• **Task objective**:
Copy the lines holding the word "SPEED", all of them.

>> Start Data rows

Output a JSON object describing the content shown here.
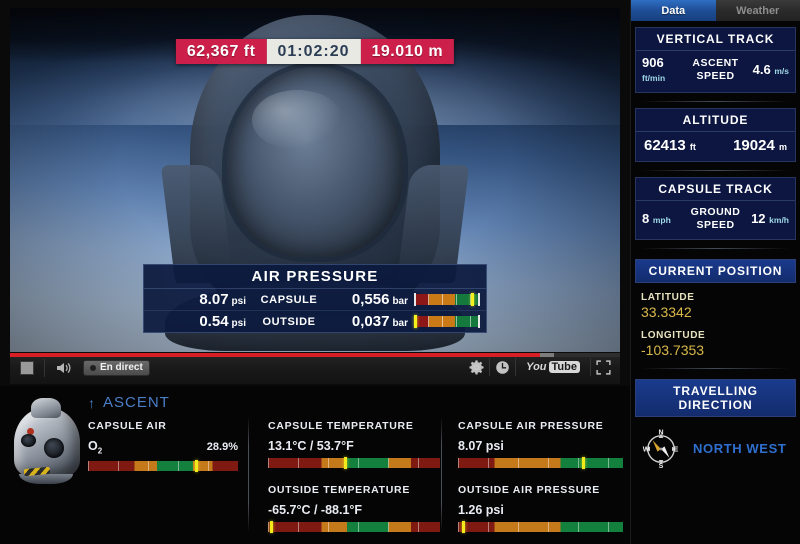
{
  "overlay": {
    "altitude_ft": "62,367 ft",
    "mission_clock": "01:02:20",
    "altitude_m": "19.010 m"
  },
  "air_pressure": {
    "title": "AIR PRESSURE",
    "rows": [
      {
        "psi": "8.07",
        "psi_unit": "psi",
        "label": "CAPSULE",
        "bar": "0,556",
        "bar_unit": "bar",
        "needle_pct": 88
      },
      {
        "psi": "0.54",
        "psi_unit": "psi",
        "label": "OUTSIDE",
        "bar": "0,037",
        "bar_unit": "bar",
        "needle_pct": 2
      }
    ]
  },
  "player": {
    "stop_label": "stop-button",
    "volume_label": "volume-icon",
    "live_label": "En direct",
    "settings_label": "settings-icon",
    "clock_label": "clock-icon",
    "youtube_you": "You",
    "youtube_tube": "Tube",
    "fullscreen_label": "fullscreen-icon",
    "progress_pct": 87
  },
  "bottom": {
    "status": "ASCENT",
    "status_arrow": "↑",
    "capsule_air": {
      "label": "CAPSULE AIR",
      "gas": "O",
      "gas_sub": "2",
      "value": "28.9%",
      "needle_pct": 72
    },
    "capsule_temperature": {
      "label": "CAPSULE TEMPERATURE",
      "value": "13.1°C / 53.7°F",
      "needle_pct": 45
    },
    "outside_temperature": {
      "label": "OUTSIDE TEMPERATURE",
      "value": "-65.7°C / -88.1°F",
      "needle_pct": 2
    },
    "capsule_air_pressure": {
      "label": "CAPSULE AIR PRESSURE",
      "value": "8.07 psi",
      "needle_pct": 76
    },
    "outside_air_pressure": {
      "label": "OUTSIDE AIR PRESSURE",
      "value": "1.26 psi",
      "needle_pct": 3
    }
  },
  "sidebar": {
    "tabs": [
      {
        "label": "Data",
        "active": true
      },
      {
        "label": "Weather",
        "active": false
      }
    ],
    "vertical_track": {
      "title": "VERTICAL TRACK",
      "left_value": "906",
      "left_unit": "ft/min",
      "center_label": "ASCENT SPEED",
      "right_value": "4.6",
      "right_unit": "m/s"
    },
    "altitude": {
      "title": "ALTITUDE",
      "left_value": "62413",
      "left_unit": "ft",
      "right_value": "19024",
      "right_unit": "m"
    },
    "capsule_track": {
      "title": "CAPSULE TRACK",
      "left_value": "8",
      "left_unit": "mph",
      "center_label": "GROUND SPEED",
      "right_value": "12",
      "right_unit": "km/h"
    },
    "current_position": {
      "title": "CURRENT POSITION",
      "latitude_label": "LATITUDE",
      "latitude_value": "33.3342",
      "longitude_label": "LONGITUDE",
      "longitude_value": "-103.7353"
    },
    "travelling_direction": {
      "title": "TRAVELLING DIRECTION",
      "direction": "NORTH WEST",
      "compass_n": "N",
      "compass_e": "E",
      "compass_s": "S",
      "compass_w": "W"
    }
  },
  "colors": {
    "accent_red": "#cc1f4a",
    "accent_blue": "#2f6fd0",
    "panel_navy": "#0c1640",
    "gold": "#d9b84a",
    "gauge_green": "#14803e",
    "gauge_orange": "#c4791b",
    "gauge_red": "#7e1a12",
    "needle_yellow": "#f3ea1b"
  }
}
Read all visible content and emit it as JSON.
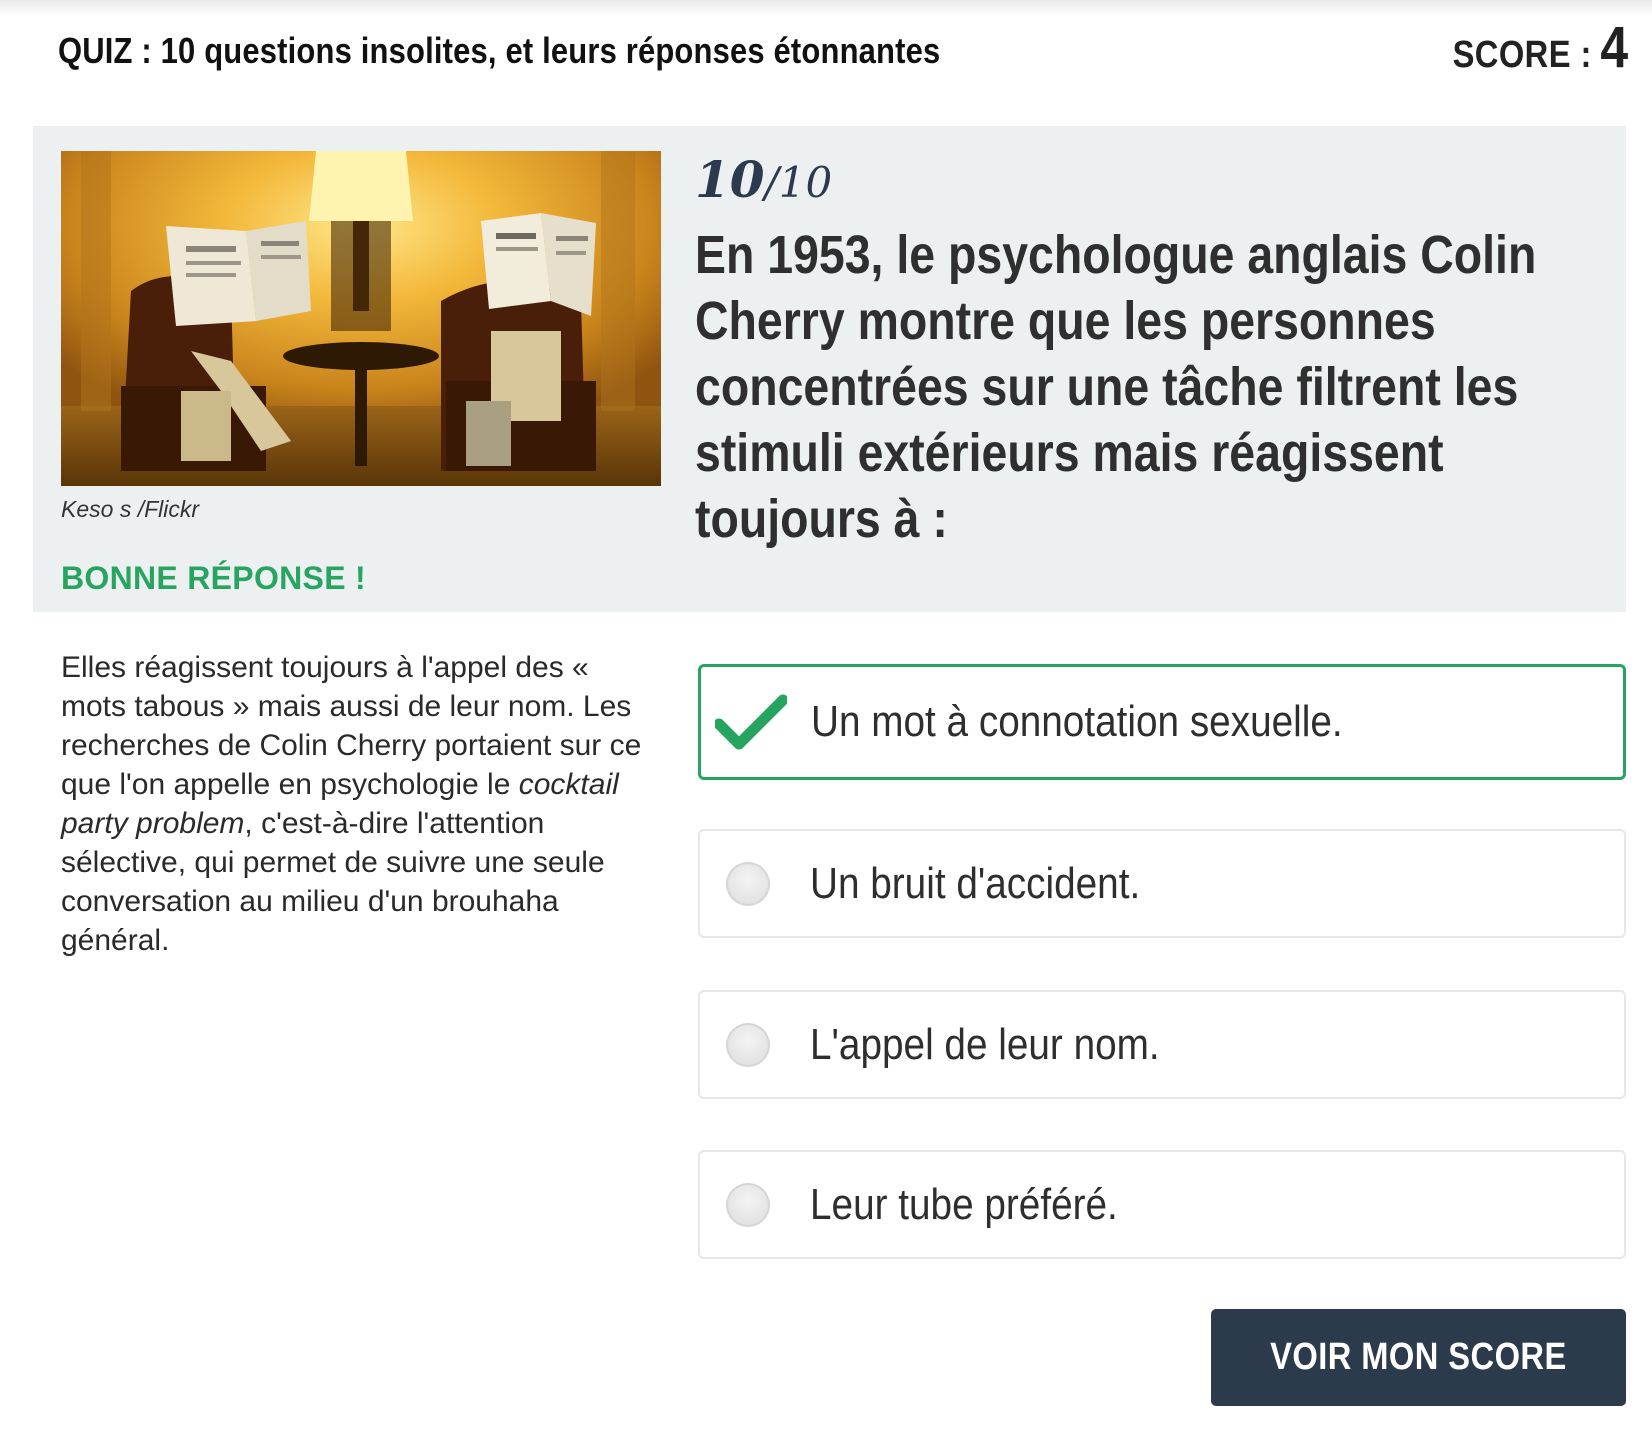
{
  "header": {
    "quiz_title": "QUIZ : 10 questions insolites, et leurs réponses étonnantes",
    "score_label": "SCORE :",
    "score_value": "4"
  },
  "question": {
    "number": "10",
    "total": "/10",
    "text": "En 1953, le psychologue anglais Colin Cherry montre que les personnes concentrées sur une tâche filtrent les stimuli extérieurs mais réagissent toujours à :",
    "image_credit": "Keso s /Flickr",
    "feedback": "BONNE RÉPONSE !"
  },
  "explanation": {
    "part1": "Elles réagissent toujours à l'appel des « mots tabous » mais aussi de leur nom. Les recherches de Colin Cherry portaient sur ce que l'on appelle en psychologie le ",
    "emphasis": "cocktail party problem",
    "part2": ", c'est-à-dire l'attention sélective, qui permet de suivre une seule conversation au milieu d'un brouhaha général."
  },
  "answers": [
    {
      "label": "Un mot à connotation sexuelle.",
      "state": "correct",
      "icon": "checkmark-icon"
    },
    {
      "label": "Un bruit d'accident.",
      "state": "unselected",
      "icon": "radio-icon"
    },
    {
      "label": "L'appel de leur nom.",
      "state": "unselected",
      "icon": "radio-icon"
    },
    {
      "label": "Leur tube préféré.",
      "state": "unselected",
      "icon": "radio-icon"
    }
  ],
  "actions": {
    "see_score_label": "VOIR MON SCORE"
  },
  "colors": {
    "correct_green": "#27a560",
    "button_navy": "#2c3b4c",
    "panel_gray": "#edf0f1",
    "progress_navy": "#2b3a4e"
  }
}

>> End Data rows

• **Expected answer**:
      "center_label": "ASCENT SPEED",
      "center_label": "GROUND SPEED",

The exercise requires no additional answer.